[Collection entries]
________________

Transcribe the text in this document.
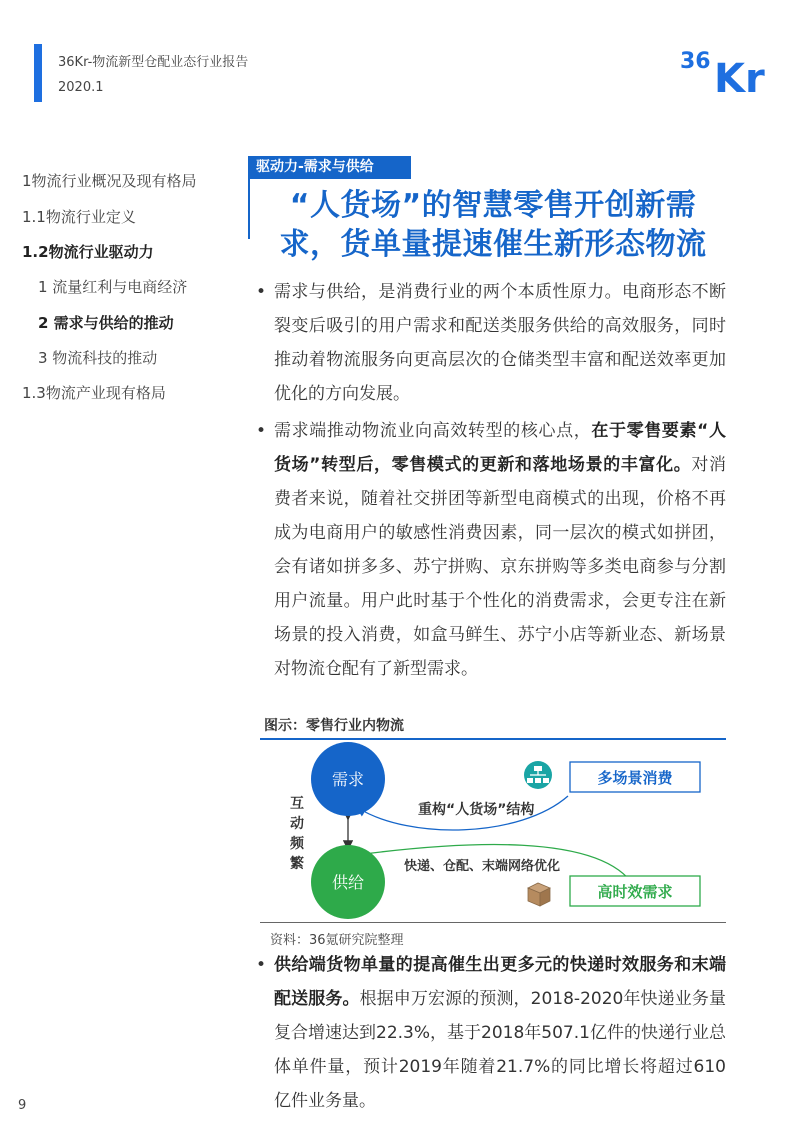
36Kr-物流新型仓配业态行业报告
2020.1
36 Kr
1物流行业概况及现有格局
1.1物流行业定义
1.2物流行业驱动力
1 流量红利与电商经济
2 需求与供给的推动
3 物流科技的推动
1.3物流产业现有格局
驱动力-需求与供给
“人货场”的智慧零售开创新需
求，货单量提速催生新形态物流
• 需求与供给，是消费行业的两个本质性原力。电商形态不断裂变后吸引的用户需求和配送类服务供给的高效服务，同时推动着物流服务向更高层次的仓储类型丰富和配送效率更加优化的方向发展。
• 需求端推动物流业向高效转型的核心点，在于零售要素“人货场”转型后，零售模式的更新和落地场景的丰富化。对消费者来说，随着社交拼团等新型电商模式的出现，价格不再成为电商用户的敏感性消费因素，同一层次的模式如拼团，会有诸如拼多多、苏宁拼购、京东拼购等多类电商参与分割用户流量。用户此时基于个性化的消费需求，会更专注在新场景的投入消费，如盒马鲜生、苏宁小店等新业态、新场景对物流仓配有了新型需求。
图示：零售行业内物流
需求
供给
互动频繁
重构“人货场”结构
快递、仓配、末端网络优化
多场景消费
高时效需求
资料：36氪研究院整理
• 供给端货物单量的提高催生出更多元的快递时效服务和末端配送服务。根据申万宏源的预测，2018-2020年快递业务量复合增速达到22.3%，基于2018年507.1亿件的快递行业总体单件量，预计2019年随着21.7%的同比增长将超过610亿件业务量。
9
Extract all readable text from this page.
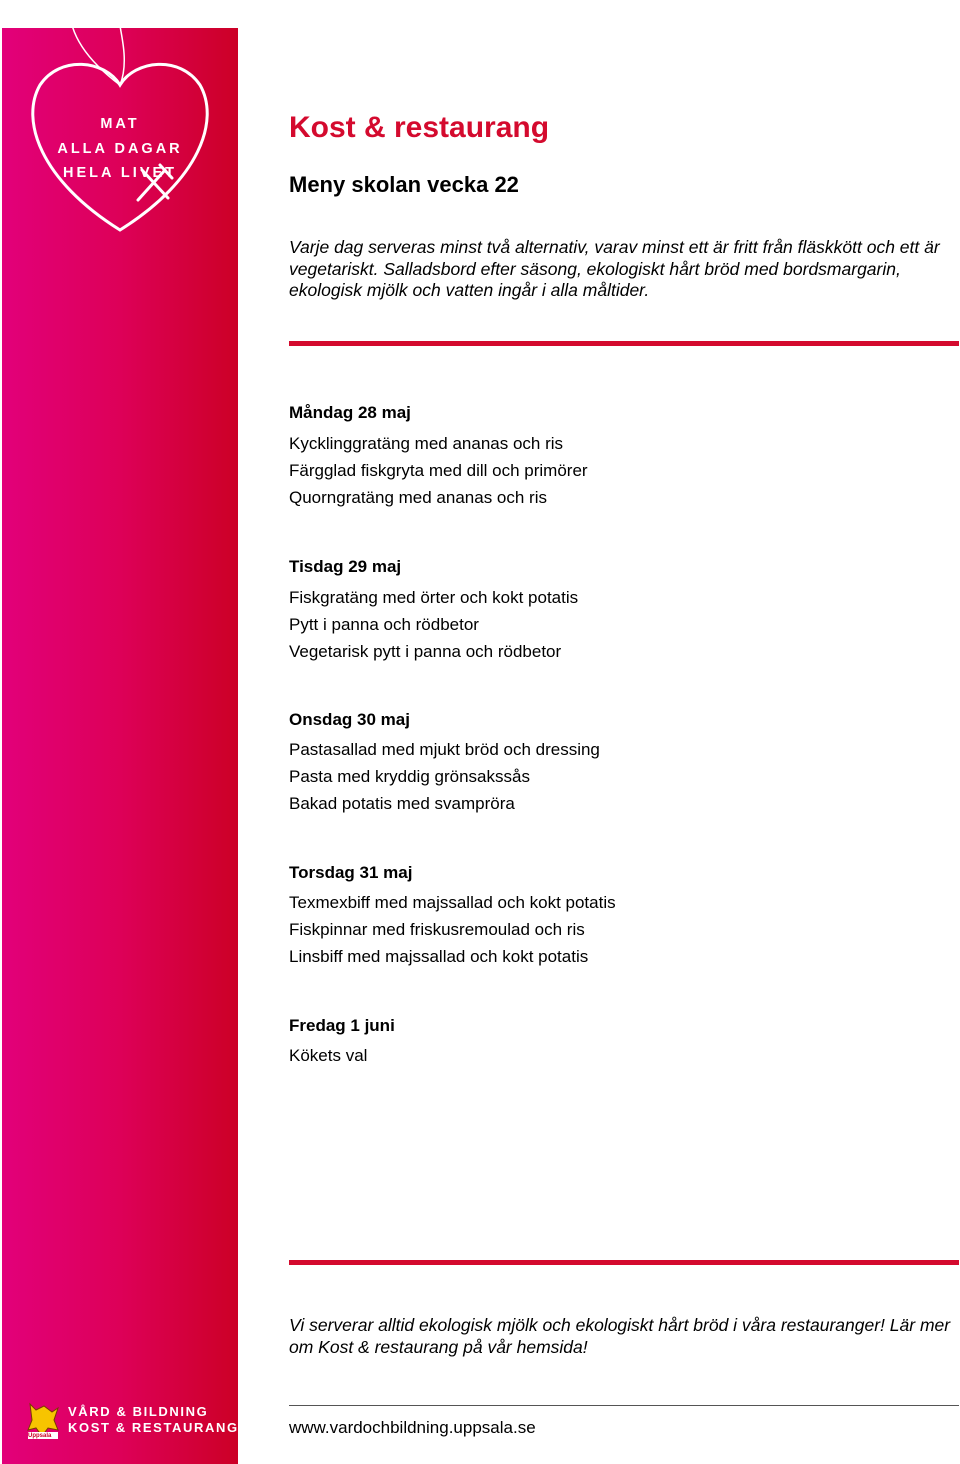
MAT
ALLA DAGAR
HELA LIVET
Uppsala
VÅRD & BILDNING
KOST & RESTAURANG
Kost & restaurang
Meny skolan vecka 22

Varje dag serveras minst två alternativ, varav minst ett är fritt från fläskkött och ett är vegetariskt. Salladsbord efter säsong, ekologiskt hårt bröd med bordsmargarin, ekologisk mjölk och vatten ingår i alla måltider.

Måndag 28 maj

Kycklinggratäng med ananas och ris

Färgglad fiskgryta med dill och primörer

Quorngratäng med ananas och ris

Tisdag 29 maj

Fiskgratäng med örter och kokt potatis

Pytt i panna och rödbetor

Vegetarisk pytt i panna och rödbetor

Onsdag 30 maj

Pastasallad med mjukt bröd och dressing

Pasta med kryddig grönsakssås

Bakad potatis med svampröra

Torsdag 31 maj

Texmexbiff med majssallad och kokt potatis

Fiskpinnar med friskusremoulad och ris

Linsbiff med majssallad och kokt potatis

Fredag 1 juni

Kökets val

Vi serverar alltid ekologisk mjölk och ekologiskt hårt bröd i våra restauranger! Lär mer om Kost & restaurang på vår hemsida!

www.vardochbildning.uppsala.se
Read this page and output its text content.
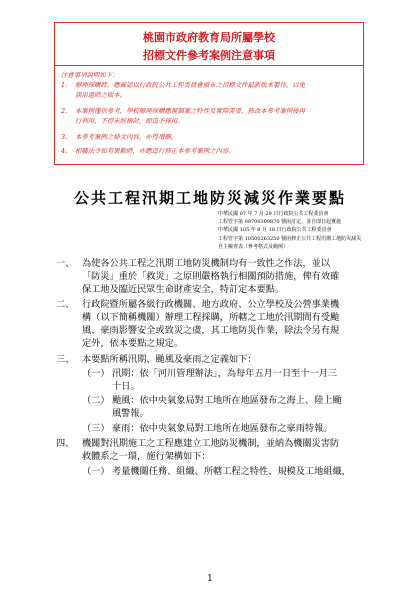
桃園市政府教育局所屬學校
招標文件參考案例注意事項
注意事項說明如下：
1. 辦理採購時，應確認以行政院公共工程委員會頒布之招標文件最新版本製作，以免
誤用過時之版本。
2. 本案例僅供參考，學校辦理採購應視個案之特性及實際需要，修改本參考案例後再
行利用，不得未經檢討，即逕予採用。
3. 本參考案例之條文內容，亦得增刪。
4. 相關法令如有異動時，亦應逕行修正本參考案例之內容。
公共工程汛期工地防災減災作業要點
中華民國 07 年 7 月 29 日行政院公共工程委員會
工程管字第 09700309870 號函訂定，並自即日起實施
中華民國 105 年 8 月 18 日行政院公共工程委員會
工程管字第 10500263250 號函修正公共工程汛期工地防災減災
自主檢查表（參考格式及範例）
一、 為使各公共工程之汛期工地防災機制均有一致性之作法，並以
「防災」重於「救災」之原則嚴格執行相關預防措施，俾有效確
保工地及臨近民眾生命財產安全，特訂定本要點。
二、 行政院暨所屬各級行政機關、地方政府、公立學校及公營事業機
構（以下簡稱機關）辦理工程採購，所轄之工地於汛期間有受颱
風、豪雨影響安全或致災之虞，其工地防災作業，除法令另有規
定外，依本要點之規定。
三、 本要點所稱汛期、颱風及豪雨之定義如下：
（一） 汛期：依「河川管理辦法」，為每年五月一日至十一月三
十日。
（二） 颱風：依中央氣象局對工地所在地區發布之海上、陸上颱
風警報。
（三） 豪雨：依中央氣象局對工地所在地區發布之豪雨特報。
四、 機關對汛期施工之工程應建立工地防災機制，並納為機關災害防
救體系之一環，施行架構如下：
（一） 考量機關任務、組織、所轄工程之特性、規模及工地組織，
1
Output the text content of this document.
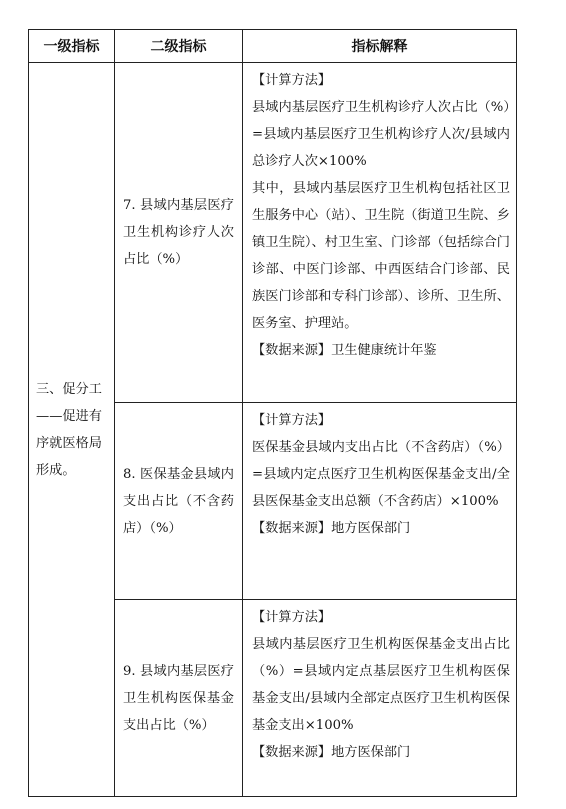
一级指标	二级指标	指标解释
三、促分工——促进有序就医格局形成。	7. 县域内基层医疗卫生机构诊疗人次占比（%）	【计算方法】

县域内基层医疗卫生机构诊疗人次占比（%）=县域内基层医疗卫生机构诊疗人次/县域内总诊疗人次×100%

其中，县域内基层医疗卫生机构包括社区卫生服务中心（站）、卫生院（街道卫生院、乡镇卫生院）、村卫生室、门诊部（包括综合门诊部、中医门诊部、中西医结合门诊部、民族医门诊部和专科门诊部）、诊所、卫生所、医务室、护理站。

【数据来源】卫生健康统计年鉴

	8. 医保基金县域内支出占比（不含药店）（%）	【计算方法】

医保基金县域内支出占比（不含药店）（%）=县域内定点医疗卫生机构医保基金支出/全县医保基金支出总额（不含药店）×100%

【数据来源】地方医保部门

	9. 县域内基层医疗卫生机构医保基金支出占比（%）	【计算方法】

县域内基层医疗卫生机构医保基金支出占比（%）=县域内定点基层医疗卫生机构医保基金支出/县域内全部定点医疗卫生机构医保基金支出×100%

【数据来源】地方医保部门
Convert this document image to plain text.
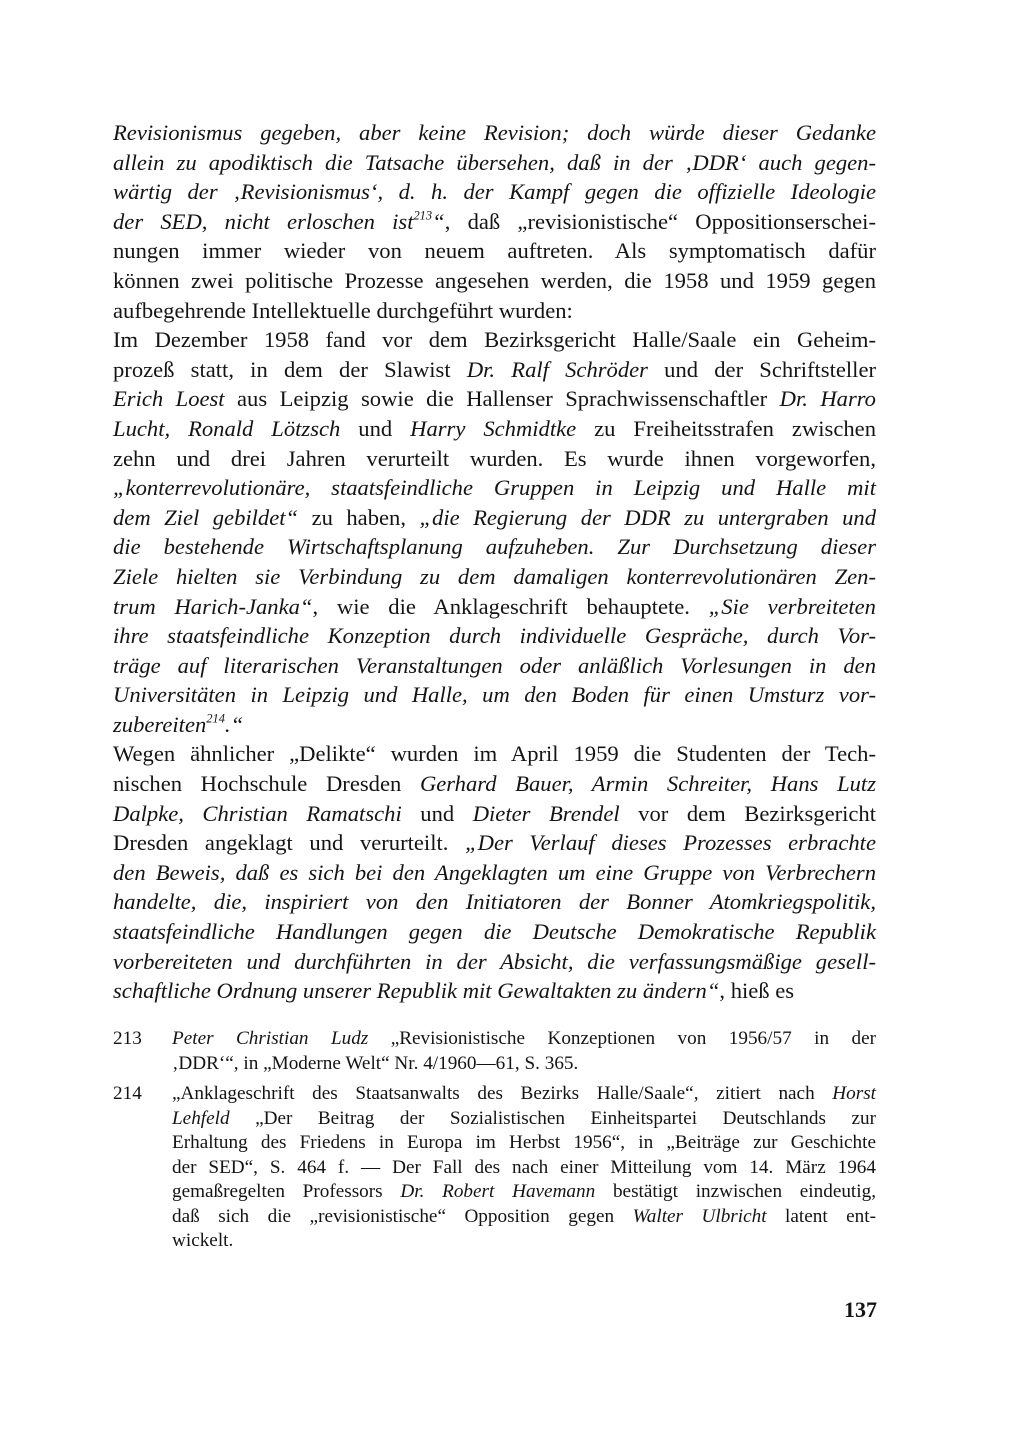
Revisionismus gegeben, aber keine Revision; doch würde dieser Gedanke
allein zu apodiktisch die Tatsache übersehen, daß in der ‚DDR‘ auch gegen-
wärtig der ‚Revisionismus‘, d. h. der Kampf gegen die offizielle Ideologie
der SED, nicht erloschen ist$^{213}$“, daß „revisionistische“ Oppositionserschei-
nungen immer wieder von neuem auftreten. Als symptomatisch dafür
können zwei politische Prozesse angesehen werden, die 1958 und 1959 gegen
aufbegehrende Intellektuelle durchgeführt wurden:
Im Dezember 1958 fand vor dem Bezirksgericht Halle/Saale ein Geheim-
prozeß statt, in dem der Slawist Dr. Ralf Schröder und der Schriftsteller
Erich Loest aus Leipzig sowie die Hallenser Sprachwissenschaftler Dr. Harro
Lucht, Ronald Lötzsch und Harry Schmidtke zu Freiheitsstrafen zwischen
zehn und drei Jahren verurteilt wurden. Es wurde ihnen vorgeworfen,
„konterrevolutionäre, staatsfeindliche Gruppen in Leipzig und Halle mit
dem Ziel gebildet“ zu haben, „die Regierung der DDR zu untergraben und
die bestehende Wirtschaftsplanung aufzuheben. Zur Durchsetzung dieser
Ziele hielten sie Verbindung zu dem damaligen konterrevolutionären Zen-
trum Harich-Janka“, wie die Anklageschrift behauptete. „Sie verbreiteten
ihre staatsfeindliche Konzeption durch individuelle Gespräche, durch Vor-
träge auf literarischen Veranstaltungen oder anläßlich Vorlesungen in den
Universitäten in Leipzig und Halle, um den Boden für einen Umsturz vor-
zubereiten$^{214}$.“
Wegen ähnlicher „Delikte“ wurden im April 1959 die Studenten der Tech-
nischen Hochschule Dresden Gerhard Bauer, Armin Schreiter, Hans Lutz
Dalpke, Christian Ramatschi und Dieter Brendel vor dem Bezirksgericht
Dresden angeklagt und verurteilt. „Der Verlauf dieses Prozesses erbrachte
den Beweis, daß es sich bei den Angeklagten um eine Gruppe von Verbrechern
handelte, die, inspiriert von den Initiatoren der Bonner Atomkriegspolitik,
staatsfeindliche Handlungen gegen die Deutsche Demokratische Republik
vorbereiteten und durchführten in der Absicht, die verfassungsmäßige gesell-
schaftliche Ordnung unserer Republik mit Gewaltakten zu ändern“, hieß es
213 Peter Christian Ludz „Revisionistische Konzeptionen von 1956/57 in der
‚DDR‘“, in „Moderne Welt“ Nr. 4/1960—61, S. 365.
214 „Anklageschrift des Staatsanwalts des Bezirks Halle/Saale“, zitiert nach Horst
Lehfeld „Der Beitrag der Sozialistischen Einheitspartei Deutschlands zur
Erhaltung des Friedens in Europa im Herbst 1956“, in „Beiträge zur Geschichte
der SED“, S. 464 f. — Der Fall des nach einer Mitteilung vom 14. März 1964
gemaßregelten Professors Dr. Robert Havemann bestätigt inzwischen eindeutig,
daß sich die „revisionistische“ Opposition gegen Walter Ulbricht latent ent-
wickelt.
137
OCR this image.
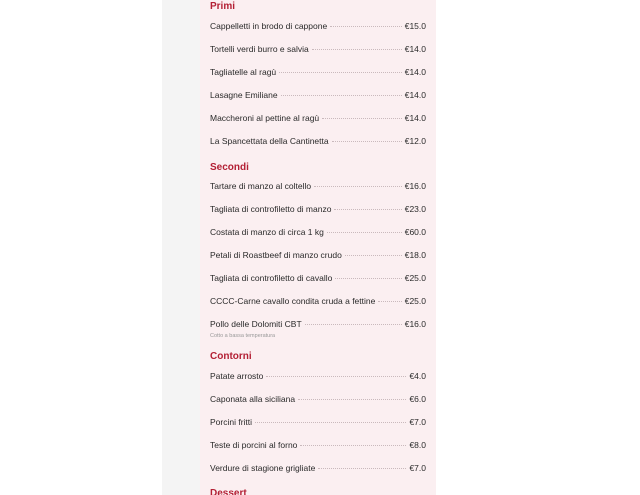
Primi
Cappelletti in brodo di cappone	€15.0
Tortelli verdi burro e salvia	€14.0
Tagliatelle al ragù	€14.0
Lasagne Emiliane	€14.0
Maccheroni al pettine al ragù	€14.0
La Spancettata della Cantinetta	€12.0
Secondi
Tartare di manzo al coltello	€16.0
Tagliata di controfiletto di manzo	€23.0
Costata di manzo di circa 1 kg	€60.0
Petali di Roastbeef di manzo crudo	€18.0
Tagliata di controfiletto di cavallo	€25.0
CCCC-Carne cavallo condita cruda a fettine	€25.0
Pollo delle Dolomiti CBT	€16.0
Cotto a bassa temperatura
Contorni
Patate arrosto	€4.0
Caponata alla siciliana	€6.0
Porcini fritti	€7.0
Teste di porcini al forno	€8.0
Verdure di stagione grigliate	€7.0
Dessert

________________

- Task statement: Find the lines above holding the word "rödbetor" and show them.

- Result for this task:
Pytt i panna och rödbetor
Vegetarisk pytt i panna och rödbetor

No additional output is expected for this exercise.